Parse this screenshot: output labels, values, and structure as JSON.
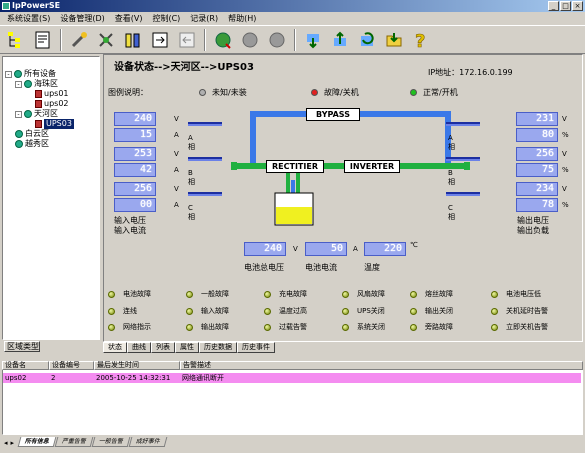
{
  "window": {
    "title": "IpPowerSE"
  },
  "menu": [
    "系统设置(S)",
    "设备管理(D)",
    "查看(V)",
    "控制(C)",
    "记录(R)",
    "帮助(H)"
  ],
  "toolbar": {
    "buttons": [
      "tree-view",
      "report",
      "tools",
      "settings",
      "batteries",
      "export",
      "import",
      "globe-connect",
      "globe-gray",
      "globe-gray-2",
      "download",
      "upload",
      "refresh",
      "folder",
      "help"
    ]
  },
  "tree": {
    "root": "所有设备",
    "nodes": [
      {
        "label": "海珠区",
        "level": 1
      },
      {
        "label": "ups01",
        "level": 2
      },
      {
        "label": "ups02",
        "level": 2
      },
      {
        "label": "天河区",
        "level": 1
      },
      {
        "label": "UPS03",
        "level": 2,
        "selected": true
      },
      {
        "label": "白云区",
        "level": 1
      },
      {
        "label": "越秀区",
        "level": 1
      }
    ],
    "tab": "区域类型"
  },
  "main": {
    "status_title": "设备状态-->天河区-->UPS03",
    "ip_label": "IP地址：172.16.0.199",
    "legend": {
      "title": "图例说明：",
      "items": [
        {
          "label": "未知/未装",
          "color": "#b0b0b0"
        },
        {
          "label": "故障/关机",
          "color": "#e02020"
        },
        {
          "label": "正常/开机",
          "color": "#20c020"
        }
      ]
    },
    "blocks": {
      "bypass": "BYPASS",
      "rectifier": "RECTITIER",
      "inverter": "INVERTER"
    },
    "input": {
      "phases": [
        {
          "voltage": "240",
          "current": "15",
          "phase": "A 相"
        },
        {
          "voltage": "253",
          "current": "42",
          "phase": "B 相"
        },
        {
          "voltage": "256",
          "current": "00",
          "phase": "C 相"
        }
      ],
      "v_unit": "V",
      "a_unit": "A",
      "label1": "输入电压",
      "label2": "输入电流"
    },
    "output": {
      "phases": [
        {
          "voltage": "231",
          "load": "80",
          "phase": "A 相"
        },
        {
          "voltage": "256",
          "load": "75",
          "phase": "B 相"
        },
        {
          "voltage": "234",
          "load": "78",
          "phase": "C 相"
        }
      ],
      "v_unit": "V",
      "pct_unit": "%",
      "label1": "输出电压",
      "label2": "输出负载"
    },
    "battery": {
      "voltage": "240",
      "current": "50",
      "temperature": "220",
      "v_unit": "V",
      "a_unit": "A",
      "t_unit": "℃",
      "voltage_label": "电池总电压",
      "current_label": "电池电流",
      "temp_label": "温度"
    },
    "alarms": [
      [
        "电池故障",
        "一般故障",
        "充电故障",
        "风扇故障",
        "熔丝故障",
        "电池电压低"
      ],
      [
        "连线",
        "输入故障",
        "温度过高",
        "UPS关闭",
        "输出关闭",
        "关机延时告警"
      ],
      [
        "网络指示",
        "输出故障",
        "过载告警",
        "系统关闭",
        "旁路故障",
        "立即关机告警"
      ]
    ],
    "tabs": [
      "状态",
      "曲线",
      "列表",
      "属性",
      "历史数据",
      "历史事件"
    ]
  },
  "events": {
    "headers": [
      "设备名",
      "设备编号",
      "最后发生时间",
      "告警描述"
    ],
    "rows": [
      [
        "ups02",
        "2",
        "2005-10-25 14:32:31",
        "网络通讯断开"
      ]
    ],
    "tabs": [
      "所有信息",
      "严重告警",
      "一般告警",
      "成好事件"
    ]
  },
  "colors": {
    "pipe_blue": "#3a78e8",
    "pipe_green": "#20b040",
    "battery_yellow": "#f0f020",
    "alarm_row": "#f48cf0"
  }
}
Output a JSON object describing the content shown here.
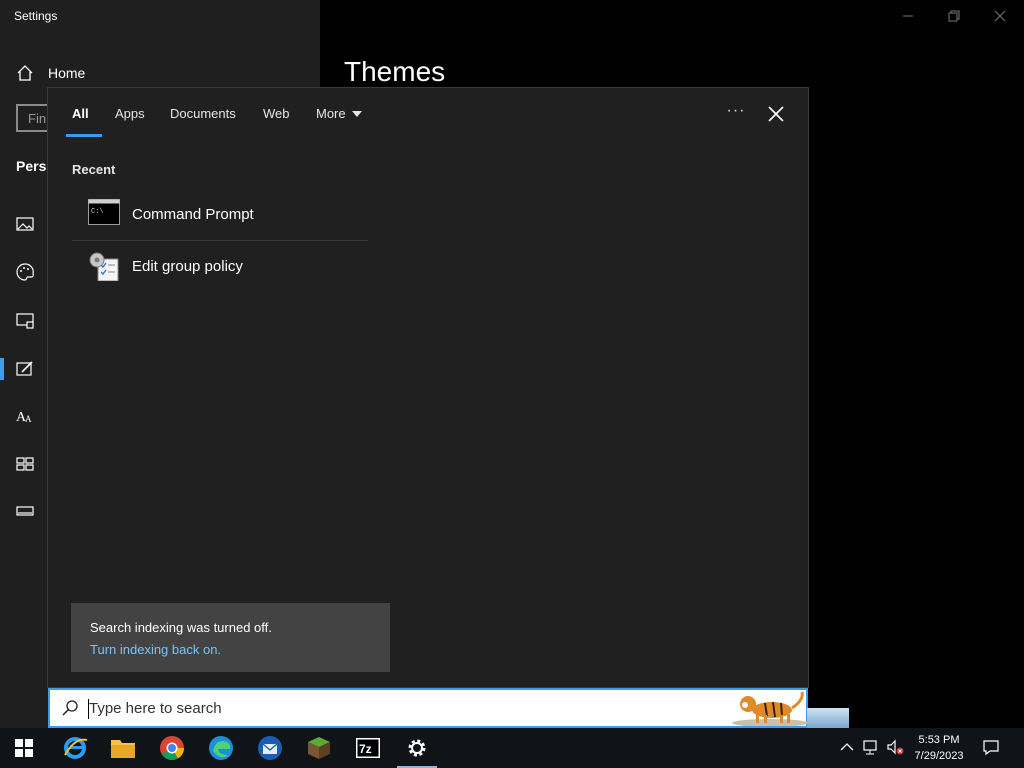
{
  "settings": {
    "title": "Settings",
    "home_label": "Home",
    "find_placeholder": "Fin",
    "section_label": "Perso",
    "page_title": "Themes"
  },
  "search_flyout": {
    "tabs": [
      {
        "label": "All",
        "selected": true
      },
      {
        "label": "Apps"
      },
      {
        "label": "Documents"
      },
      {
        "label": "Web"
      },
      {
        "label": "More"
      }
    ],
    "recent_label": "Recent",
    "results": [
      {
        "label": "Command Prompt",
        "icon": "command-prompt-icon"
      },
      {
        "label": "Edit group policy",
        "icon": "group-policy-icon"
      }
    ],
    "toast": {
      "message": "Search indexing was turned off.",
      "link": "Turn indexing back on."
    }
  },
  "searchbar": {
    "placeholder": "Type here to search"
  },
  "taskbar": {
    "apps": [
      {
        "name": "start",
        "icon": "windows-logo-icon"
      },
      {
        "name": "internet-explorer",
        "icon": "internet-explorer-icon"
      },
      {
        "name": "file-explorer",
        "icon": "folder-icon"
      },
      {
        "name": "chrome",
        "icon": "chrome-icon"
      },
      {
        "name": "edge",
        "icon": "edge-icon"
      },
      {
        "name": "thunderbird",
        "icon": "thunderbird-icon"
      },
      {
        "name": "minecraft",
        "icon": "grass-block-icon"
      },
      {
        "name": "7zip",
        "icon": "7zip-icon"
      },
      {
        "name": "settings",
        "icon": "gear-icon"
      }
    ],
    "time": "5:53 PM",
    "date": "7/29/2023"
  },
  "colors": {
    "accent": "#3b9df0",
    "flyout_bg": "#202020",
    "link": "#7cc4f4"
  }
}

==

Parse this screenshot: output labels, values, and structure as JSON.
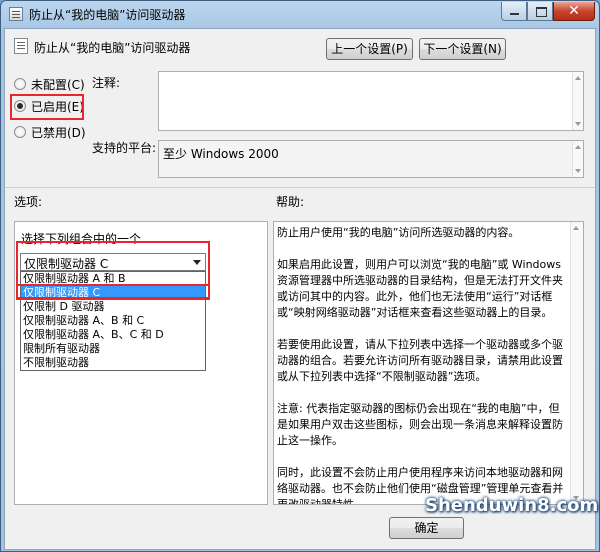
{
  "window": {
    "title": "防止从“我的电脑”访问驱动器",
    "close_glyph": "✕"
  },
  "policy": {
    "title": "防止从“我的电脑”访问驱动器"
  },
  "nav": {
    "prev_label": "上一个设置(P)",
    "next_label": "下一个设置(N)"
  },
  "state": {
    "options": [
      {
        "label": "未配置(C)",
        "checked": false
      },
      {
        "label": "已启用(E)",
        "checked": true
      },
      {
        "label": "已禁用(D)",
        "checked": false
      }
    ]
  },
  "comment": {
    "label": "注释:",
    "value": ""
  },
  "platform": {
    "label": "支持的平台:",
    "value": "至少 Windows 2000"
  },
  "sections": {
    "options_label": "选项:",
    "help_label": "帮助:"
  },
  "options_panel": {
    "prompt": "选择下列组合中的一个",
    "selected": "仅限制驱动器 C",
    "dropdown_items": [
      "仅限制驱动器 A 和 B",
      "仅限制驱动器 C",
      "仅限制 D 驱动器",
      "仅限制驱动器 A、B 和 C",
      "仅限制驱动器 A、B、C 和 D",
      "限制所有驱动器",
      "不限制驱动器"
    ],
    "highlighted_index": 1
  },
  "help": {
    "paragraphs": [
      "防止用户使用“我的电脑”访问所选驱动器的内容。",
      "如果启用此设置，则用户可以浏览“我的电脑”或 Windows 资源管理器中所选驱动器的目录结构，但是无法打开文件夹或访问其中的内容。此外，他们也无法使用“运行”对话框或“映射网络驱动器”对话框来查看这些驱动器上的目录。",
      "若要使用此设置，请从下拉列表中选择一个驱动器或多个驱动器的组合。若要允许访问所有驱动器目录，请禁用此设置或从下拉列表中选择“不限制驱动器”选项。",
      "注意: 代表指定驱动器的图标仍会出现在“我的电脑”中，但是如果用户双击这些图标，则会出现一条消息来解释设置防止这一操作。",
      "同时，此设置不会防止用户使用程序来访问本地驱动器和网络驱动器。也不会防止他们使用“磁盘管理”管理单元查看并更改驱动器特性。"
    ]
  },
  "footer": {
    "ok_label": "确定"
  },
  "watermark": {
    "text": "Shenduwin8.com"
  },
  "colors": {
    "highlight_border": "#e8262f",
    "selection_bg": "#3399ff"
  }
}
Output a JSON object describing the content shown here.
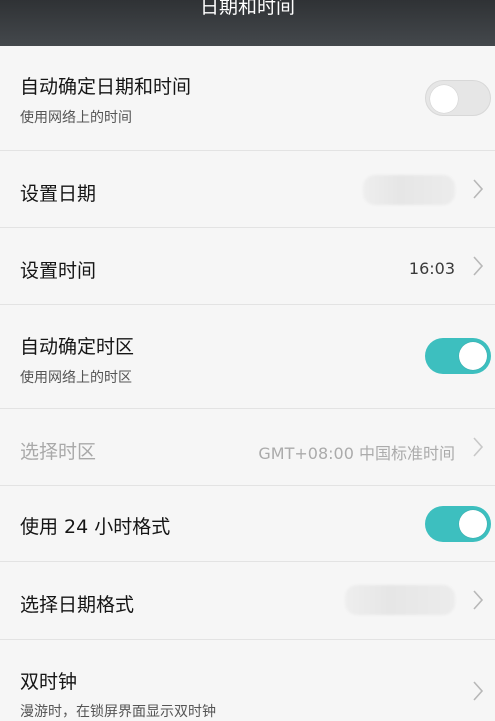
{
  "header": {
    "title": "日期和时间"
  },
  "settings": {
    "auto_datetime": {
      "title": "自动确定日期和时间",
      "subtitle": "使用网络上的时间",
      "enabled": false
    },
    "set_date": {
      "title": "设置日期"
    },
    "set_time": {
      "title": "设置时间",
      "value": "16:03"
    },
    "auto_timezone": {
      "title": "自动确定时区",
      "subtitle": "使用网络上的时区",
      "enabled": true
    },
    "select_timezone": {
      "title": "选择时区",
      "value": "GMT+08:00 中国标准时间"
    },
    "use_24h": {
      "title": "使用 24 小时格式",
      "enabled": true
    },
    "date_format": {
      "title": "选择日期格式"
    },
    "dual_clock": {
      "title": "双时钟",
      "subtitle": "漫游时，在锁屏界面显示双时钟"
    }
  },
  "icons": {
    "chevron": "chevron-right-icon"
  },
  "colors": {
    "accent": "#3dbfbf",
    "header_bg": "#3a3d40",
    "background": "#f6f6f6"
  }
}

---

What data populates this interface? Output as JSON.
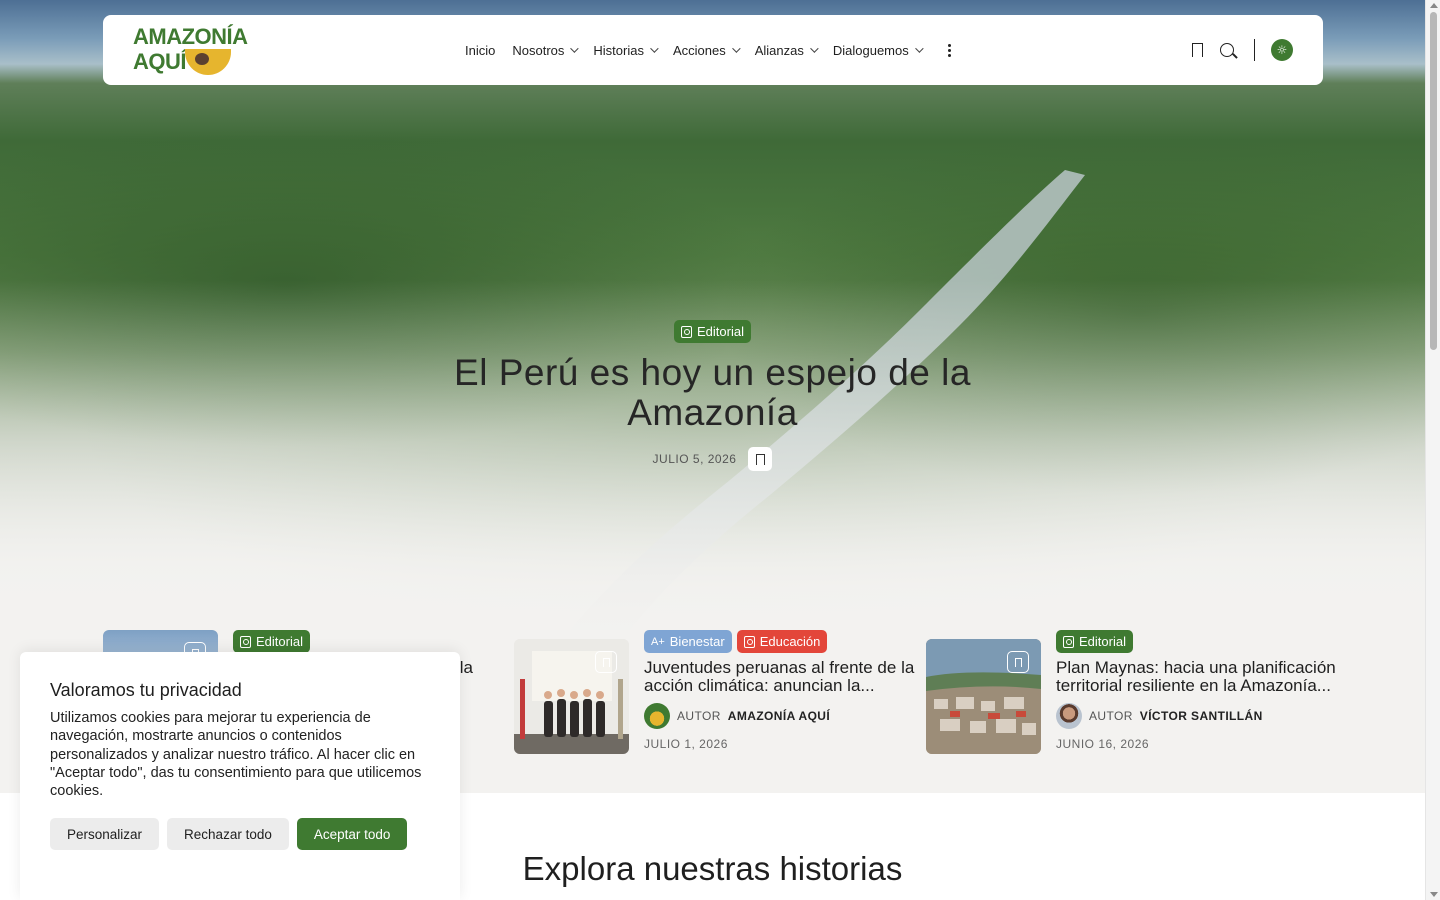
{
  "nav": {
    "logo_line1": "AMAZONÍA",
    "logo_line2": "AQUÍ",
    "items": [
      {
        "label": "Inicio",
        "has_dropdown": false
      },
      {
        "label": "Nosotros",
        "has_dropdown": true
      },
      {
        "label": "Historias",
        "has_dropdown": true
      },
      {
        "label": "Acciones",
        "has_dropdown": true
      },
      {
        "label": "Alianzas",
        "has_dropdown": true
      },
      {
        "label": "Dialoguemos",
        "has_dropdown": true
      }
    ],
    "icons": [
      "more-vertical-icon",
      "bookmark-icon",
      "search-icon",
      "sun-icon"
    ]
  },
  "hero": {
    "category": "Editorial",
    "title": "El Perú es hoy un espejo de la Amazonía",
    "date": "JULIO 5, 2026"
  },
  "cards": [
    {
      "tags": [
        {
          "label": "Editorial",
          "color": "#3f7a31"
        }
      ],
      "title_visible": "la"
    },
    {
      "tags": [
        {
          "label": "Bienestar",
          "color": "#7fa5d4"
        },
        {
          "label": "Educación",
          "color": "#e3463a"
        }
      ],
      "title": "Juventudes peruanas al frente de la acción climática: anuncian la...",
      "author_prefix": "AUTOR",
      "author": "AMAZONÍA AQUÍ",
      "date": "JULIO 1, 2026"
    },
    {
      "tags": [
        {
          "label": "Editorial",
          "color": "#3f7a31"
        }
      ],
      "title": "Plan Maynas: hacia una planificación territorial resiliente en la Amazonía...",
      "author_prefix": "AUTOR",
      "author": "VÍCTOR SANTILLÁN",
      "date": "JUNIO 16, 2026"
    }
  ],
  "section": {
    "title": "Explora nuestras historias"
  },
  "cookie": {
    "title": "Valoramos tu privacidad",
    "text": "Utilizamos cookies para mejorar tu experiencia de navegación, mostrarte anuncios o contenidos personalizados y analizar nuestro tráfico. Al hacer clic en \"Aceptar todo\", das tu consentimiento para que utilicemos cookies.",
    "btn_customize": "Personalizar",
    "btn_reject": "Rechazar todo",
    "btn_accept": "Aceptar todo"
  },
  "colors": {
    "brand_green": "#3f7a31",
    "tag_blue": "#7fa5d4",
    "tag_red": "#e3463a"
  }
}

Task goal: Identify each line in the records above that contains the word "不限制驱动器", and copy it out in full.

Result of this task:
      "不限制驱动器"
      "若要使用此设置，请从下拉列表中选择一个驱动器或多个驱动器的组合。若要允许访问所有驱动器目录，请禁用此设置或从下拉列表中选择“不限制驱动器”选项。",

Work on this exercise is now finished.